* DATASET
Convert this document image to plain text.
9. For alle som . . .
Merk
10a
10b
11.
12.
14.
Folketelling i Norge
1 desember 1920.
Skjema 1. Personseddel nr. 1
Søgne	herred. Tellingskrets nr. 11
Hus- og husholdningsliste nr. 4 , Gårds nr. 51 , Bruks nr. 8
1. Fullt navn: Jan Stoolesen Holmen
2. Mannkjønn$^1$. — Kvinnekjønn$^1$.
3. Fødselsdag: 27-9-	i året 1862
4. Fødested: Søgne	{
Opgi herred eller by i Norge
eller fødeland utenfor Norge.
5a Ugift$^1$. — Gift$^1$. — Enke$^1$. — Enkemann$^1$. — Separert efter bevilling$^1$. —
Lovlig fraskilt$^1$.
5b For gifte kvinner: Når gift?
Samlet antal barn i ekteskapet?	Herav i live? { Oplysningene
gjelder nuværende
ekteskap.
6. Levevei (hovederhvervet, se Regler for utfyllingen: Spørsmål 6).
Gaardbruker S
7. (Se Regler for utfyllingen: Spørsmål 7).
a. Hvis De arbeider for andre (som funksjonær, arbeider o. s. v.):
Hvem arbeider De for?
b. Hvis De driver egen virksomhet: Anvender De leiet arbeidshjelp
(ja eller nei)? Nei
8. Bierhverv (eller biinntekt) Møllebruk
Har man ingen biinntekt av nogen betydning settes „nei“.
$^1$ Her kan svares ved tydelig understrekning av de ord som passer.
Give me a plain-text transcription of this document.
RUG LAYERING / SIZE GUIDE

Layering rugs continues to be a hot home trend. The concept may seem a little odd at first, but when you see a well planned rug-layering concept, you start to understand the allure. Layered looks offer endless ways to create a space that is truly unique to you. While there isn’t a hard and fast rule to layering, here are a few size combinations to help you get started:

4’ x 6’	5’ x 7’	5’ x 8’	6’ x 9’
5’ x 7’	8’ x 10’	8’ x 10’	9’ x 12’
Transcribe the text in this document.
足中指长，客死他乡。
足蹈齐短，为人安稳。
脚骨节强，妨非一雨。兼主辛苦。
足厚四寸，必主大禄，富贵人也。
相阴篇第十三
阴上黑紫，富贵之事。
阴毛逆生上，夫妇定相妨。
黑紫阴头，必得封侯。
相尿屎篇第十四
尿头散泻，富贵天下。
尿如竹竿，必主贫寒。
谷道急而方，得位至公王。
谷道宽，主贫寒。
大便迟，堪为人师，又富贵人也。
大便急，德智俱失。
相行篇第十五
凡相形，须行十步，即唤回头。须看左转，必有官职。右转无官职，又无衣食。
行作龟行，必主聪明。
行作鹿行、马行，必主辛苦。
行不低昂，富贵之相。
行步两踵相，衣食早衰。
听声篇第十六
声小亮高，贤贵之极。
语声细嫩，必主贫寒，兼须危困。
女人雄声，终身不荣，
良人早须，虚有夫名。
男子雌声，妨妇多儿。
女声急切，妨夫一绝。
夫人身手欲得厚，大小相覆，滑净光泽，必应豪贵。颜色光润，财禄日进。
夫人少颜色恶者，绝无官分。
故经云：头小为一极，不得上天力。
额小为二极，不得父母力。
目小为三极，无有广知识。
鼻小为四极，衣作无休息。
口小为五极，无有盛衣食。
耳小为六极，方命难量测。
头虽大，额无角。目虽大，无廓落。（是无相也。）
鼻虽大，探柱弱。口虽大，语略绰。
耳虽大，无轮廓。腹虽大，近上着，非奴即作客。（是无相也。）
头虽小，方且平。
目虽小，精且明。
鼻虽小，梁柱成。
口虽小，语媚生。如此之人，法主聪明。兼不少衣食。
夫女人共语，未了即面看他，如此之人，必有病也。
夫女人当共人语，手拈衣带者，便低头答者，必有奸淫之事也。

* WHAT IS EXPECTED
Using the material above, reproduce exactly the line that contains "Transcribe the text in this document." and all lines after it through the last one, and only those.

* RESULT FOR THIS EXERCISE
Transcribe the text in this document.
足中指长，客死他乡。
足蹈齐短，为人安稳。
脚骨节强，妨非一雨。兼主辛苦。
足厚四寸，必主大禄，富贵人也。
相阴篇第十三
阴上黑紫，富贵之事。
阴毛逆生上，夫妇定相妨。
黑紫阴头，必得封侯。
相尿屎篇第十四
尿头散泻，富贵天下。
尿如竹竿，必主贫寒。
谷道急而方，得位至公王。
谷道宽，主贫寒。
大便迟，堪为人师，又富贵人也。
大便急，德智俱失。
相行篇第十五
凡相形，须行十步，即唤回头。须看左转，必有官职。右转无官职，又无衣食。
行作龟行，必主聪明。
行作鹿行、马行，必主辛苦。
行不低昂，富贵之相。
行步两踵相，衣食早衰。
听声篇第十六
声小亮高，贤贵之极。
语声细嫩，必主贫寒，兼须危困。
女人雄声，终身不荣，
良人早须，虚有夫名。
男子雌声，妨妇多儿。
女声急切，妨夫一绝。
夫人身手欲得厚，大小相覆，滑净光泽，必应豪贵。颜色光润，财禄日进。
夫人少颜色恶者，绝无官分。
故经云：头小为一极，不得上天力。
额小为二极，不得父母力。
目小为三极，无有广知识。
鼻小为四极，衣作无休息。
口小为五极，无有盛衣食。
耳小为六极，方命难量测。
头虽大，额无角。目虽大，无廓落。（是无相也。）
鼻虽大，探柱弱。口虽大，语略绰。
耳虽大，无轮廓。腹虽大，近上着，非奴即作客。（是无相也。）
头虽小，方且平。
目虽小，精且明。
鼻虽小，梁柱成。
口虽小，语媚生。如此之人，法主聪明。兼不少衣食。
夫女人共语，未了即面看他，如此之人，必有病也。
夫女人当共人语，手拈衣带者，便低头答者，必有奸淫之事也。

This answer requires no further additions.